** begin **

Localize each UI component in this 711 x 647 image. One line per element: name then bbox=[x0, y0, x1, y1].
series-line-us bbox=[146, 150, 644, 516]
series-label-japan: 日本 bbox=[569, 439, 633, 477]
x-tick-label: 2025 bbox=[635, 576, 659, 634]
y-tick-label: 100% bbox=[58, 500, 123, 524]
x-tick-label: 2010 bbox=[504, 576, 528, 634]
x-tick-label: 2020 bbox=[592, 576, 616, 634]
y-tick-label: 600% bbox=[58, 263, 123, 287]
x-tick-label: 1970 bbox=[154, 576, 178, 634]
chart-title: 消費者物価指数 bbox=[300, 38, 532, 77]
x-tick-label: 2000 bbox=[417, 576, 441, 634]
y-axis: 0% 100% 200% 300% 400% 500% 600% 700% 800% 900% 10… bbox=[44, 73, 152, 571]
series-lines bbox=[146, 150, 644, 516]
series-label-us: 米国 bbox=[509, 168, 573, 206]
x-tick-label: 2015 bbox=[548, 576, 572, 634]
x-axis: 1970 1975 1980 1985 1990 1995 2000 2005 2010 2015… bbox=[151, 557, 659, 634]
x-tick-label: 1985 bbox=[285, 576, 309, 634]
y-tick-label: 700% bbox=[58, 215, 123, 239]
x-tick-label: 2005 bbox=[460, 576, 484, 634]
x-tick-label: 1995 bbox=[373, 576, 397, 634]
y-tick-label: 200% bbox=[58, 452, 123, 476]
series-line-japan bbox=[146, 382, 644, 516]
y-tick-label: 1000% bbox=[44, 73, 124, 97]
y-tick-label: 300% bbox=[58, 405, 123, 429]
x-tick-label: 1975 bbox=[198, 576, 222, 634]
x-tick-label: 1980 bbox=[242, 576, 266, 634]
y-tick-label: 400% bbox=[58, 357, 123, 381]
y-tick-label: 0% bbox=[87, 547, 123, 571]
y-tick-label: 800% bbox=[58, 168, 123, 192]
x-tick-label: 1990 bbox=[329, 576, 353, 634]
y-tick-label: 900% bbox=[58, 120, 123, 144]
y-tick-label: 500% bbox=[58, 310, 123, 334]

** end **

Work required => Return the records above verbatim, line for line, with every character, space and line break unchanged.

Response below =>
Localize each UI component in this 711 x 647 image. One line per element: name then bbox=[x0, y0, x1, y1].
series-line-us bbox=[146, 150, 644, 516]
series-label-japan: 日本 bbox=[569, 439, 633, 477]
x-tick-label: 2025 bbox=[635, 576, 659, 634]
y-tick-label: 100% bbox=[58, 500, 123, 524]
x-tick-label: 2010 bbox=[504, 576, 528, 634]
x-tick-label: 2020 bbox=[592, 576, 616, 634]
y-tick-label: 600% bbox=[58, 263, 123, 287]
x-tick-label: 1970 bbox=[154, 576, 178, 634]
chart-title: 消費者物価指数 bbox=[300, 38, 532, 77]
x-tick-label: 2000 bbox=[417, 576, 441, 634]
y-axis: 0% 100% 200% 300% 400% 500% 600% 700% 800% 900% 10… bbox=[44, 73, 152, 571]
series-lines bbox=[146, 150, 644, 516]
series-label-us: 米国 bbox=[509, 168, 573, 206]
x-tick-label: 2015 bbox=[548, 576, 572, 634]
x-axis: 1970 1975 1980 1985 1990 1995 2000 2005 2010 2015… bbox=[151, 557, 659, 634]
x-tick-label: 1985 bbox=[285, 576, 309, 634]
y-tick-label: 700% bbox=[58, 215, 123, 239]
x-tick-label: 2005 bbox=[460, 576, 484, 634]
x-tick-label: 1995 bbox=[373, 576, 397, 634]
y-tick-label: 200% bbox=[58, 452, 123, 476]
series-line-japan bbox=[146, 382, 644, 516]
y-tick-label: 1000% bbox=[44, 73, 124, 97]
y-tick-label: 300% bbox=[58, 405, 123, 429]
x-tick-label: 1975 bbox=[198, 576, 222, 634]
x-tick-label: 1980 bbox=[242, 576, 266, 634]
y-tick-label: 400% bbox=[58, 357, 123, 381]
y-tick-label: 0% bbox=[87, 547, 123, 571]
y-tick-label: 800% bbox=[58, 168, 123, 192]
x-tick-label: 1990 bbox=[329, 576, 353, 634]
y-tick-label: 900% bbox=[58, 120, 123, 144]
y-tick-label: 500% bbox=[58, 310, 123, 334]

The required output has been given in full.